Exercise details | Pictures stay out of the copy; restate everything else in the material exactly.

= = = =

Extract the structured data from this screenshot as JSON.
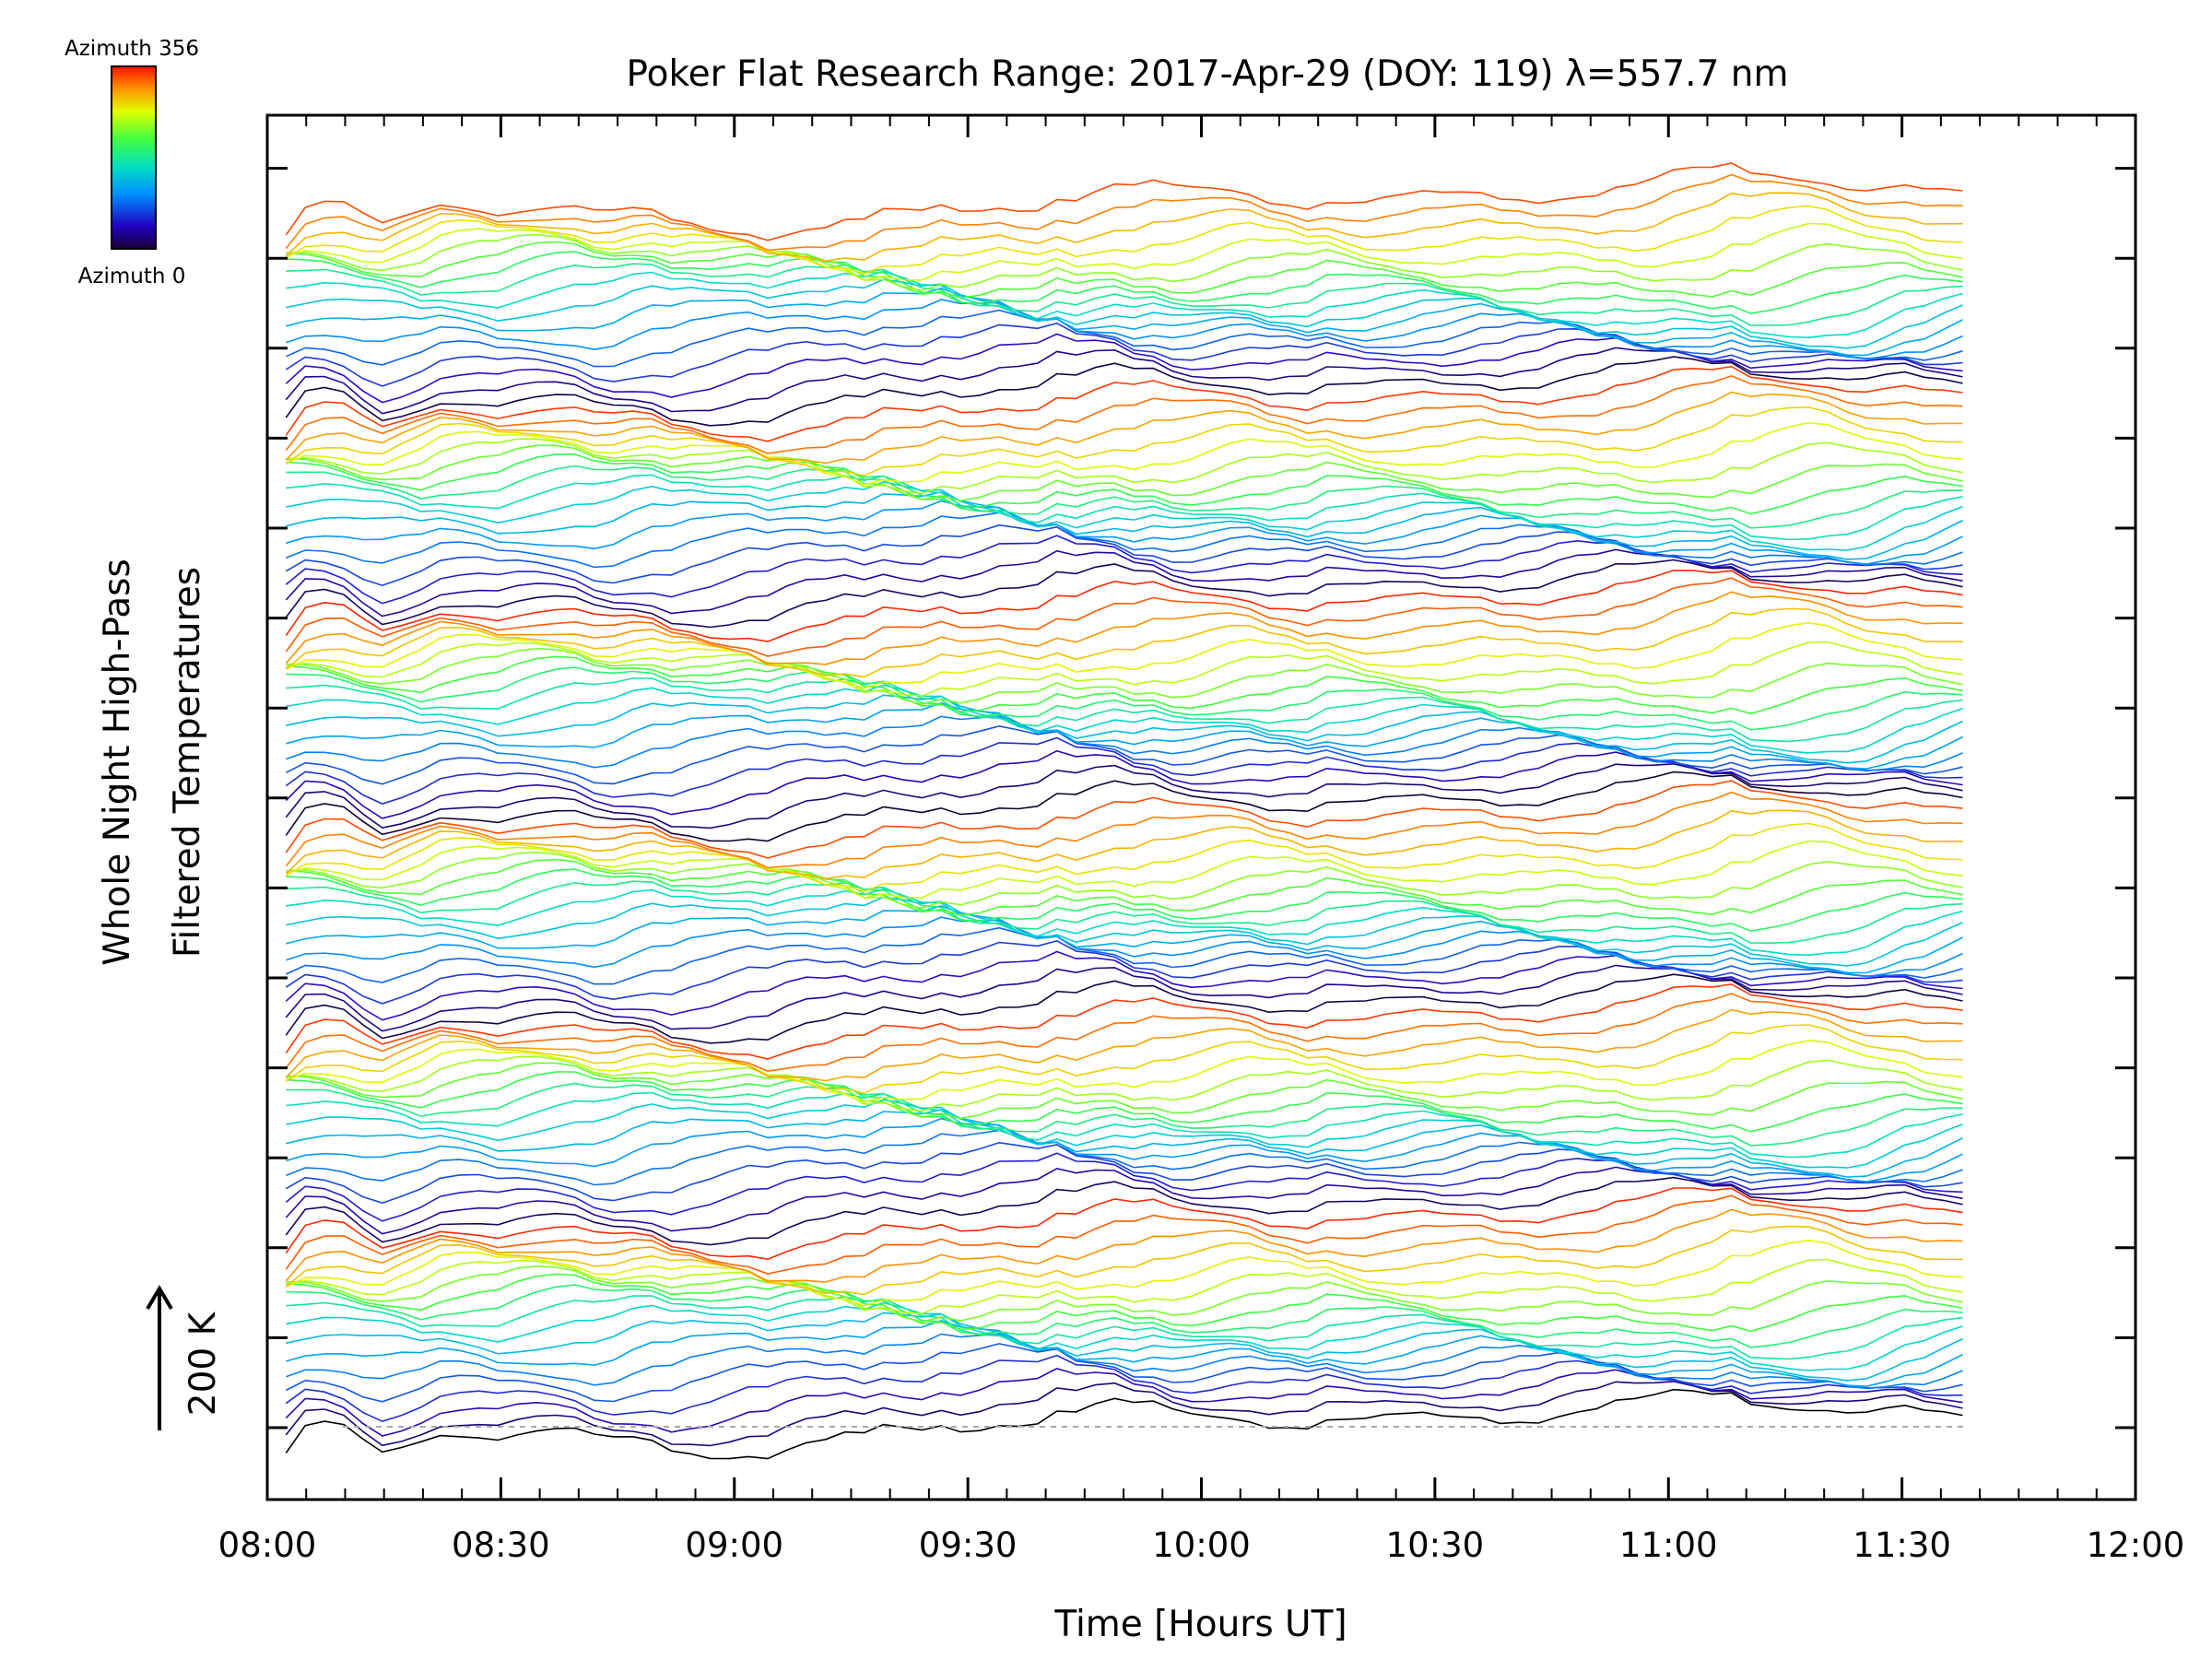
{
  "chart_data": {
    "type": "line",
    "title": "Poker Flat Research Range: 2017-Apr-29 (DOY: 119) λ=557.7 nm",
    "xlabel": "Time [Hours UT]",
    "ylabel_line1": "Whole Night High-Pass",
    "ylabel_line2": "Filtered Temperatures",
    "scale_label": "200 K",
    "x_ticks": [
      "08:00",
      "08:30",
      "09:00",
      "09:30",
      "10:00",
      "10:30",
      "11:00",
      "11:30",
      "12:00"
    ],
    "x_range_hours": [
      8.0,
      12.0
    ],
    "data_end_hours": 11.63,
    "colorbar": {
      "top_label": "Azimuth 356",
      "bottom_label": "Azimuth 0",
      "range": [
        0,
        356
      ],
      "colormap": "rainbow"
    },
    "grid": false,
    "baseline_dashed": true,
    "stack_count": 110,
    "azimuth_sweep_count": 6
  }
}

= = = =

Complete output |
Extract the structured data from this screenshot as JSON.
{
  "chart_data": {
    "type": "line",
    "title": "Poker Flat Research Range: 2017-Apr-29 (DOY: 119) λ=557.7 nm",
    "xlabel": "Time [Hours UT]",
    "ylabel_line1": "Whole Night High-Pass",
    "ylabel_line2": "Filtered Temperatures",
    "scale_label": "200 K",
    "x_ticks": [
      "08:00",
      "08:30",
      "09:00",
      "09:30",
      "10:00",
      "10:30",
      "11:00",
      "11:30",
      "12:00"
    ],
    "x_range_hours": [
      8.0,
      12.0
    ],
    "data_end_hours": 11.63,
    "colorbar": {
      "top_label": "Azimuth 356",
      "bottom_label": "Azimuth 0",
      "range": [
        0,
        356
      ],
      "colormap": "rainbow"
    },
    "grid": false,
    "baseline_dashed": true,
    "stack_count": 110,
    "azimuth_sweep_count": 6
  }
}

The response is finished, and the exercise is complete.